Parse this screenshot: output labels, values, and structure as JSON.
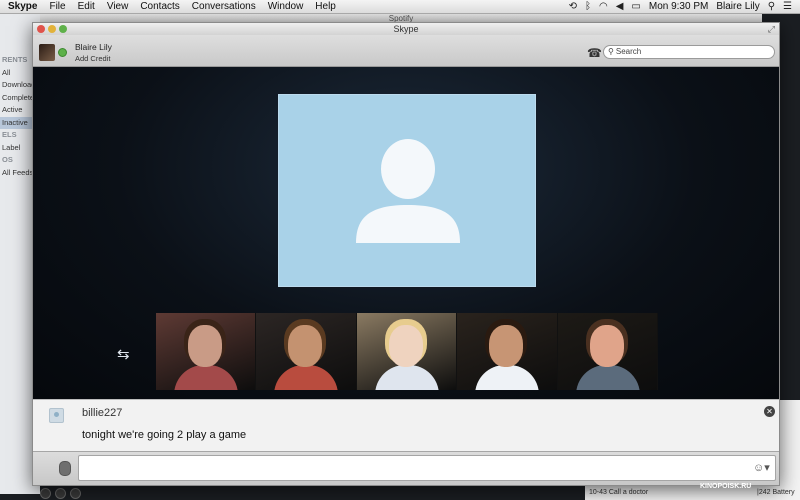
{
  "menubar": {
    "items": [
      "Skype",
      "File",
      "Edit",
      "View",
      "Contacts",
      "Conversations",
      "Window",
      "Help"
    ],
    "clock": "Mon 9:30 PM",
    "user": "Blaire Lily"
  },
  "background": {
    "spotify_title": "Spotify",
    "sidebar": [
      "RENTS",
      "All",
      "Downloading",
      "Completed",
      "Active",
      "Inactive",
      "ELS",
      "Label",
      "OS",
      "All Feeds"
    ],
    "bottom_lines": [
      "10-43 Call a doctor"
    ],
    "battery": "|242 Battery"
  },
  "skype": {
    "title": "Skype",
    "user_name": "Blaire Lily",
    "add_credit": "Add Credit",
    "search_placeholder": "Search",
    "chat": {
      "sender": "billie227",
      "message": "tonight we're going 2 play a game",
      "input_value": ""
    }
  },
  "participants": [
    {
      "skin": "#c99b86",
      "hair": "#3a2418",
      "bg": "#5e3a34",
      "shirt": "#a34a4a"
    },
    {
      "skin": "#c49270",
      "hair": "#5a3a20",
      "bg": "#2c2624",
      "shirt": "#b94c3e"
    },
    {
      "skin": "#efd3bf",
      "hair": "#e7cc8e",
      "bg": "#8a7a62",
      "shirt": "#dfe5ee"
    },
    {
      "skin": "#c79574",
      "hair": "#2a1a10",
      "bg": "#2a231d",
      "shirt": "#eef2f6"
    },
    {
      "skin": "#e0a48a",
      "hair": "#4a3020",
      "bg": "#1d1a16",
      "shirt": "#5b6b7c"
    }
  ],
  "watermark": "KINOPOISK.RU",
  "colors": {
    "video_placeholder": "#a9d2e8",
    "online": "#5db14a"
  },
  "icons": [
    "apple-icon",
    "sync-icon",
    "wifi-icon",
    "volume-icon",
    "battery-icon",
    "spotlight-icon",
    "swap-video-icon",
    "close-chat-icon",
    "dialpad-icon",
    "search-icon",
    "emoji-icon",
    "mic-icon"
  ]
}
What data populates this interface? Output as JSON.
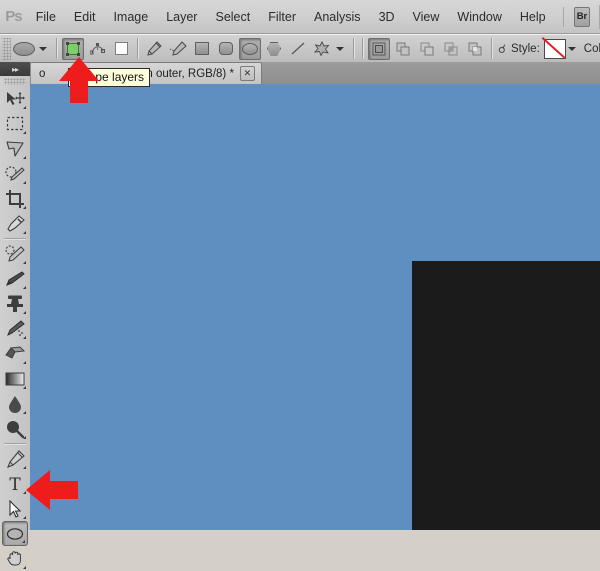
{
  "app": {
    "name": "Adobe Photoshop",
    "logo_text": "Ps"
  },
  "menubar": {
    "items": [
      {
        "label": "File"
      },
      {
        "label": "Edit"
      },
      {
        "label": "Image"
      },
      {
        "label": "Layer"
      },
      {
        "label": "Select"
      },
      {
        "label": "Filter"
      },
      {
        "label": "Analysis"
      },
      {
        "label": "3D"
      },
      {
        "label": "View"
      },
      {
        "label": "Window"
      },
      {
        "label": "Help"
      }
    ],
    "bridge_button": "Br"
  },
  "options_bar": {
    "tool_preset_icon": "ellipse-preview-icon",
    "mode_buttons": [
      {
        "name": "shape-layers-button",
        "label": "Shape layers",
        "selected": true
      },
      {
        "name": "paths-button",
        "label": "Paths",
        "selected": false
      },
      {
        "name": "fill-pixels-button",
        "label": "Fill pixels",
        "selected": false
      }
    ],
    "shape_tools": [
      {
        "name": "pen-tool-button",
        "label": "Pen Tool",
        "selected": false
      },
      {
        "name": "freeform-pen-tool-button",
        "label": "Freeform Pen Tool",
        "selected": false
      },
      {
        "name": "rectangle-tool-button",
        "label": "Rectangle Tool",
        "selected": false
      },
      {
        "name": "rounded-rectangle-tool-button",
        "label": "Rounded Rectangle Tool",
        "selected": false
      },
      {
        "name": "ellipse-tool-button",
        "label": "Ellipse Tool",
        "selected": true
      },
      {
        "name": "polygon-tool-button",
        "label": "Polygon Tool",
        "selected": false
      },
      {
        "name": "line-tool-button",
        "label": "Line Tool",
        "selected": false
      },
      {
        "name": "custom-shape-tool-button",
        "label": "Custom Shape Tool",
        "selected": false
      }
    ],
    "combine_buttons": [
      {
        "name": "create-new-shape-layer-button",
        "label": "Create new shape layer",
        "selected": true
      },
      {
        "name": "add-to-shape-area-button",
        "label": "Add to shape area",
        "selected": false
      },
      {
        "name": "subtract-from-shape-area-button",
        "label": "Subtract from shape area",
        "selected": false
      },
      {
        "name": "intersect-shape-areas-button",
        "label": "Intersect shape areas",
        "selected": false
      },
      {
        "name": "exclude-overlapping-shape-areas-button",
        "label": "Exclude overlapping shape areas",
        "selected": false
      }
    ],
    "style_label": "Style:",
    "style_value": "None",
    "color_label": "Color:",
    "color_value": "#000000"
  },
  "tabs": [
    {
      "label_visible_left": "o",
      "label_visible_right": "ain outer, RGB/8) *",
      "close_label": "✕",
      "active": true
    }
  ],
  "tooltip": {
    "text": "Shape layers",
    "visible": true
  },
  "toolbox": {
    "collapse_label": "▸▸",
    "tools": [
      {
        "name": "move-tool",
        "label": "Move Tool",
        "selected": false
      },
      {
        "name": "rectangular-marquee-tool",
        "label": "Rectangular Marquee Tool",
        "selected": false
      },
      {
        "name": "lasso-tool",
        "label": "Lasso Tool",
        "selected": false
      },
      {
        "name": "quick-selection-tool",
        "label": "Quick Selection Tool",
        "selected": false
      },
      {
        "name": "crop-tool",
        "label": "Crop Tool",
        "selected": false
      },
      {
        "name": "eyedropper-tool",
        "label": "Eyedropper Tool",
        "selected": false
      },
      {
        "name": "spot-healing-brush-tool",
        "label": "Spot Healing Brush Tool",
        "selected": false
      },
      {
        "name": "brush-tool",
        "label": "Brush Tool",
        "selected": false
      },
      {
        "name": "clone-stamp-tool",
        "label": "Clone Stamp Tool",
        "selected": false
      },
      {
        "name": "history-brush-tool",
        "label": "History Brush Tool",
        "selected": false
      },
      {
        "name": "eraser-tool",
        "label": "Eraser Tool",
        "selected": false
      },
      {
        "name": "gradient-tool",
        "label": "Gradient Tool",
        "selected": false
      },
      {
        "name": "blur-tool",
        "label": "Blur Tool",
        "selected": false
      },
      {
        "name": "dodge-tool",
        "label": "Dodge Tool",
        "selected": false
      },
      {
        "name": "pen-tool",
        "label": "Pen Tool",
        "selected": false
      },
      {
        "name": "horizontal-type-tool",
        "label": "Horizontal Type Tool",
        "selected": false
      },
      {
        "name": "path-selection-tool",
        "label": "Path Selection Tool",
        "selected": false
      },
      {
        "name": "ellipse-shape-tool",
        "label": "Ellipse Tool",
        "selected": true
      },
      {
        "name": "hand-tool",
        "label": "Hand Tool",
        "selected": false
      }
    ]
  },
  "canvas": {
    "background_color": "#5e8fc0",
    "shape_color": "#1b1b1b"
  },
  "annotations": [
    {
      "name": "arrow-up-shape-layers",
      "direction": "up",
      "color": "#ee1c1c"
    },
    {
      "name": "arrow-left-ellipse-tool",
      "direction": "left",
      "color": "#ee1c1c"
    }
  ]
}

Exercise description:
Every record gets retyped exactly; no picture goes into the copy.

Response:
Parse this screenshot: output labels, values, and structure as JSON.
{
  "menubar": {
    "items": [
      "Skype",
      "File",
      "Edit",
      "View",
      "Contacts",
      "Conversations",
      "Window",
      "Help"
    ],
    "clock": "Mon 9:30 PM",
    "user": "Blaire Lily"
  },
  "background": {
    "spotify_title": "Spotify",
    "sidebar": [
      "RENTS",
      "All",
      "Downloading",
      "Completed",
      "Active",
      "Inactive",
      "ELS",
      "Label",
      "OS",
      "All Feeds"
    ],
    "bottom_lines": [
      "10-43 Call a doctor"
    ],
    "battery": "|242 Battery"
  },
  "skype": {
    "title": "Skype",
    "user_name": "Blaire Lily",
    "add_credit": "Add Credit",
    "search_placeholder": "Search",
    "chat": {
      "sender": "billie227",
      "message": "tonight we're going 2 play a game",
      "input_value": ""
    }
  },
  "participants": [
    {
      "skin": "#c99b86",
      "hair": "#3a2418",
      "bg": "#5e3a34",
      "shirt": "#a34a4a"
    },
    {
      "skin": "#c49270",
      "hair": "#5a3a20",
      "bg": "#2c2624",
      "shirt": "#b94c3e"
    },
    {
      "skin": "#efd3bf",
      "hair": "#e7cc8e",
      "bg": "#8a7a62",
      "shirt": "#dfe5ee"
    },
    {
      "skin": "#c79574",
      "hair": "#2a1a10",
      "bg": "#2a231d",
      "shirt": "#eef2f6"
    },
    {
      "skin": "#e0a48a",
      "hair": "#4a3020",
      "bg": "#1d1a16",
      "shirt": "#5b6b7c"
    }
  ],
  "watermark": "KINOPOISK.RU",
  "colors": {
    "video_placeholder": "#a9d2e8",
    "online": "#5db14a"
  },
  "icons": [
    "apple-icon",
    "sync-icon",
    "wifi-icon",
    "volume-icon",
    "battery-icon",
    "spotlight-icon",
    "swap-video-icon",
    "close-chat-icon",
    "dialpad-icon",
    "search-icon",
    "emoji-icon",
    "mic-icon"
  ]
}
What data populates this interface? Output as JSON.
{
  "app": {
    "name": "Adobe Photoshop",
    "logo_text": "Ps"
  },
  "menubar": {
    "items": [
      {
        "label": "File"
      },
      {
        "label": "Edit"
      },
      {
        "label": "Image"
      },
      {
        "label": "Layer"
      },
      {
        "label": "Select"
      },
      {
        "label": "Filter"
      },
      {
        "label": "Analysis"
      },
      {
        "label": "3D"
      },
      {
        "label": "View"
      },
      {
        "label": "Window"
      },
      {
        "label": "Help"
      }
    ],
    "bridge_button": "Br"
  },
  "options_bar": {
    "tool_preset_icon": "ellipse-preview-icon",
    "mode_buttons": [
      {
        "name": "shape-layers-button",
        "label": "Shape layers",
        "selected": true
      },
      {
        "name": "paths-button",
        "label": "Paths",
        "selected": false
      },
      {
        "name": "fill-pixels-button",
        "label": "Fill pixels",
        "selected": false
      }
    ],
    "shape_tools": [
      {
        "name": "pen-tool-button",
        "label": "Pen Tool",
        "selected": false
      },
      {
        "name": "freeform-pen-tool-button",
        "label": "Freeform Pen Tool",
        "selected": false
      },
      {
        "name": "rectangle-tool-button",
        "label": "Rectangle Tool",
        "selected": false
      },
      {
        "name": "rounded-rectangle-tool-button",
        "label": "Rounded Rectangle Tool",
        "selected": false
      },
      {
        "name": "ellipse-tool-button",
        "label": "Ellipse Tool",
        "selected": true
      },
      {
        "name": "polygon-tool-button",
        "label": "Polygon Tool",
        "selected": false
      },
      {
        "name": "line-tool-button",
        "label": "Line Tool",
        "selected": false
      },
      {
        "name": "custom-shape-tool-button",
        "label": "Custom Shape Tool",
        "selected": false
      }
    ],
    "combine_buttons": [
      {
        "name": "create-new-shape-layer-button",
        "label": "Create new shape layer",
        "selected": true
      },
      {
        "name": "add-to-shape-area-button",
        "label": "Add to shape area",
        "selected": false
      },
      {
        "name": "subtract-from-shape-area-button",
        "label": "Subtract from shape area",
        "selected": false
      },
      {
        "name": "intersect-shape-areas-button",
        "label": "Intersect shape areas",
        "selected": false
      },
      {
        "name": "exclude-overlapping-shape-areas-button",
        "label": "Exclude overlapping shape areas",
        "selected": false
      }
    ],
    "style_label": "Style:",
    "style_value": "None",
    "color_label": "Color:",
    "color_value": "#000000"
  },
  "tabs": [
    {
      "label_visible_left": "o",
      "label_visible_right": "ain outer, RGB/8) *",
      "close_label": "✕",
      "active": true
    }
  ],
  "tooltip": {
    "text": "Shape layers",
    "visible": true
  },
  "toolbox": {
    "collapse_label": "▸▸",
    "tools": [
      {
        "name": "move-tool",
        "label": "Move Tool",
        "selected": false
      },
      {
        "name": "rectangular-marquee-tool",
        "label": "Rectangular Marquee Tool",
        "selected": false
      },
      {
        "name": "lasso-tool",
        "label": "Lasso Tool",
        "selected": false
      },
      {
        "name": "quick-selection-tool",
        "label": "Quick Selection Tool",
        "selected": false
      },
      {
        "name": "crop-tool",
        "label": "Crop Tool",
        "selected": false
      },
      {
        "name": "eyedropper-tool",
        "label": "Eyedropper Tool",
        "selected": false
      },
      {
        "name": "spot-healing-brush-tool",
        "label": "Spot Healing Brush Tool",
        "selected": false
      },
      {
        "name": "brush-tool",
        "label": "Brush Tool",
        "selected": false
      },
      {
        "name": "clone-stamp-tool",
        "label": "Clone Stamp Tool",
        "selected": false
      },
      {
        "name": "history-brush-tool",
        "label": "History Brush Tool",
        "selected": false
      },
      {
        "name": "eraser-tool",
        "label": "Eraser Tool",
        "selected": false
      },
      {
        "name": "gradient-tool",
        "label": "Gradient Tool",
        "selected": false
      },
      {
        "name": "blur-tool",
        "label": "Blur Tool",
        "selected": false
      },
      {
        "name": "dodge-tool",
        "label": "Dodge Tool",
        "selected": false
      },
      {
        "name": "pen-tool",
        "label": "Pen Tool",
        "selected": false
      },
      {
        "name": "horizontal-type-tool",
        "label": "Horizontal Type Tool",
        "selected": false
      },
      {
        "name": "path-selection-tool",
        "label": "Path Selection Tool",
        "selected": false
      },
      {
        "name": "ellipse-shape-tool",
        "label": "Ellipse Tool",
        "selected": true
      },
      {
        "name": "hand-tool",
        "label": "Hand Tool",
        "selected": false
      }
    ]
  },
  "canvas": {
    "background_color": "#5e8fc0",
    "shape_color": "#1b1b1b"
  },
  "annotations": [
    {
      "name": "arrow-up-shape-layers",
      "direction": "up",
      "color": "#ee1c1c"
    },
    {
      "name": "arrow-left-ellipse-tool",
      "direction": "left",
      "color": "#ee1c1c"
    }
  ]
}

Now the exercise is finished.